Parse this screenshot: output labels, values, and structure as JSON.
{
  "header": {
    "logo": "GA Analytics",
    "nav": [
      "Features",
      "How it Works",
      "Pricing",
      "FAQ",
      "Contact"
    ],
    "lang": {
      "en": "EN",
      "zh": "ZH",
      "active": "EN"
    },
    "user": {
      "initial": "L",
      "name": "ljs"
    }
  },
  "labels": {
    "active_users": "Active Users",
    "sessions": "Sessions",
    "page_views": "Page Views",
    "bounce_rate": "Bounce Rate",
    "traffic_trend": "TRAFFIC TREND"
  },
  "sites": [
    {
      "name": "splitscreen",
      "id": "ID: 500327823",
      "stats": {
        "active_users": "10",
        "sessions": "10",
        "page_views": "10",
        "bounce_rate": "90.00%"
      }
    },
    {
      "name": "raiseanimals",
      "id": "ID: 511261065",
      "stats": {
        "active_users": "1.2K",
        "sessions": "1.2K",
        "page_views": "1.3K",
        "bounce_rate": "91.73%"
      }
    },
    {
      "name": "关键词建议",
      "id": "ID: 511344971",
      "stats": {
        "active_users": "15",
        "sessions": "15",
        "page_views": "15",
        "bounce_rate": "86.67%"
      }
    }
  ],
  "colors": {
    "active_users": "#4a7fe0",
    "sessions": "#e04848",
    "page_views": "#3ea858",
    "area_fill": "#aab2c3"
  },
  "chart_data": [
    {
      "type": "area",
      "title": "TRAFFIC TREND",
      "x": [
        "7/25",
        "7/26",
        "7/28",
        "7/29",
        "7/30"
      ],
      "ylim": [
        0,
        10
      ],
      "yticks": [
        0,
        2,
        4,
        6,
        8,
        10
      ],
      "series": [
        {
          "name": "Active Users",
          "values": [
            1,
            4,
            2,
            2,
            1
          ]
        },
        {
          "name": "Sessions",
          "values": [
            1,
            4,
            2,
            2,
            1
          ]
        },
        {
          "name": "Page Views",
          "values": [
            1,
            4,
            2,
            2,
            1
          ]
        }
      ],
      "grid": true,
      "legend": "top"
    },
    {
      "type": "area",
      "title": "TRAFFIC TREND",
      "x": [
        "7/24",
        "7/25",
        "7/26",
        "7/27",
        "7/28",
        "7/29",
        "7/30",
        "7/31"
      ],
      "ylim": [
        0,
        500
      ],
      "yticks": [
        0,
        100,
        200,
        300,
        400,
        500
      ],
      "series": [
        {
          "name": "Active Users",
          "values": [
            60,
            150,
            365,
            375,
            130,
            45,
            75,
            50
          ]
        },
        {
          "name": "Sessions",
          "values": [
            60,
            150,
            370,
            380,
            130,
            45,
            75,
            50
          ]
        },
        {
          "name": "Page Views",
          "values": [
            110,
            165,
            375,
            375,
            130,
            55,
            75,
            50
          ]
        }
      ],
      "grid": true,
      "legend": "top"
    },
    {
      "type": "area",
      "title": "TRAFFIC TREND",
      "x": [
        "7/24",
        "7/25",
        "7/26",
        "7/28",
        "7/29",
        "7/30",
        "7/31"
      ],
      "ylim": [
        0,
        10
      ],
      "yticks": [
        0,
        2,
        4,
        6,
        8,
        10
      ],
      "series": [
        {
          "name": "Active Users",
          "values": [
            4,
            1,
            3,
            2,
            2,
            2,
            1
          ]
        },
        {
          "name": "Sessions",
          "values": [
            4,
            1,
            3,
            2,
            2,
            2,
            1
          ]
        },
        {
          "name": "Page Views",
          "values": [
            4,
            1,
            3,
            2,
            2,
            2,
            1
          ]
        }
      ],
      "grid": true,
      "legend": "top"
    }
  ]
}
------------
Return each line of the records above exactly as it reads.

● **EXERCISE RESULT**:
Parse this screenshot: output labels, values, and structure as JSON.
{
  "header": {
    "logo": "GA Analytics",
    "nav": [
      "Features",
      "How it Works",
      "Pricing",
      "FAQ",
      "Contact"
    ],
    "lang": {
      "en": "EN",
      "zh": "ZH",
      "active": "EN"
    },
    "user": {
      "initial": "L",
      "name": "ljs"
    }
  },
  "labels": {
    "active_users": "Active Users",
    "sessions": "Sessions",
    "page_views": "Page Views",
    "bounce_rate": "Bounce Rate",
    "traffic_trend": "TRAFFIC TREND"
  },
  "sites": [
    {
      "name": "splitscreen",
      "id": "ID: 500327823",
      "stats": {
        "active_users": "10",
        "sessions": "10",
        "page_views": "10",
        "bounce_rate": "90.00%"
      }
    },
    {
      "name": "raiseanimals",
      "id": "ID: 511261065",
      "stats": {
        "active_users": "1.2K",
        "sessions": "1.2K",
        "page_views": "1.3K",
        "bounce_rate": "91.73%"
      }
    },
    {
      "name": "关键词建议",
      "id": "ID: 511344971",
      "stats": {
        "active_users": "15",
        "sessions": "15",
        "page_views": "15",
        "bounce_rate": "86.67%"
      }
    }
  ],
  "colors": {
    "active_users": "#4a7fe0",
    "sessions": "#e04848",
    "page_views": "#3ea858",
    "area_fill": "#aab2c3"
  },
  "chart_data": [
    {
      "type": "area",
      "title": "TRAFFIC TREND",
      "x": [
        "7/25",
        "7/26",
        "7/28",
        "7/29",
        "7/30"
      ],
      "ylim": [
        0,
        10
      ],
      "yticks": [
        0,
        2,
        4,
        6,
        8,
        10
      ],
      "series": [
        {
          "name": "Active Users",
          "values": [
            1,
            4,
            2,
            2,
            1
          ]
        },
        {
          "name": "Sessions",
          "values": [
            1,
            4,
            2,
            2,
            1
          ]
        },
        {
          "name": "Page Views",
          "values": [
            1,
            4,
            2,
            2,
            1
          ]
        }
      ],
      "grid": true,
      "legend": "top"
    },
    {
      "type": "area",
      "title": "TRAFFIC TREND",
      "x": [
        "7/24",
        "7/25",
        "7/26",
        "7/27",
        "7/28",
        "7/29",
        "7/30",
        "7/31"
      ],
      "ylim": [
        0,
        500
      ],
      "yticks": [
        0,
        100,
        200,
        300,
        400,
        500
      ],
      "series": [
        {
          "name": "Active Users",
          "values": [
            60,
            150,
            365,
            375,
            130,
            45,
            75,
            50
          ]
        },
        {
          "name": "Sessions",
          "values": [
            60,
            150,
            370,
            380,
            130,
            45,
            75,
            50
          ]
        },
        {
          "name": "Page Views",
          "values": [
            110,
            165,
            375,
            375,
            130,
            55,
            75,
            50
          ]
        }
      ],
      "grid": true,
      "legend": "top"
    },
    {
      "type": "area",
      "title": "TRAFFIC TREND",
      "x": [
        "7/24",
        "7/25",
        "7/26",
        "7/28",
        "7/29",
        "7/30",
        "7/31"
      ],
      "ylim": [
        0,
        10
      ],
      "yticks": [
        0,
        2,
        4,
        6,
        8,
        10
      ],
      "series": [
        {
          "name": "Active Users",
          "values": [
            4,
            1,
            3,
            2,
            2,
            2,
            1
          ]
        },
        {
          "name": "Sessions",
          "values": [
            4,
            1,
            3,
            2,
            2,
            2,
            1
          ]
        },
        {
          "name": "Page Views",
          "values": [
            4,
            1,
            3,
            2,
            2,
            2,
            1
          ]
        }
      ],
      "grid": true,
      "legend": "top"
    }
  ]
}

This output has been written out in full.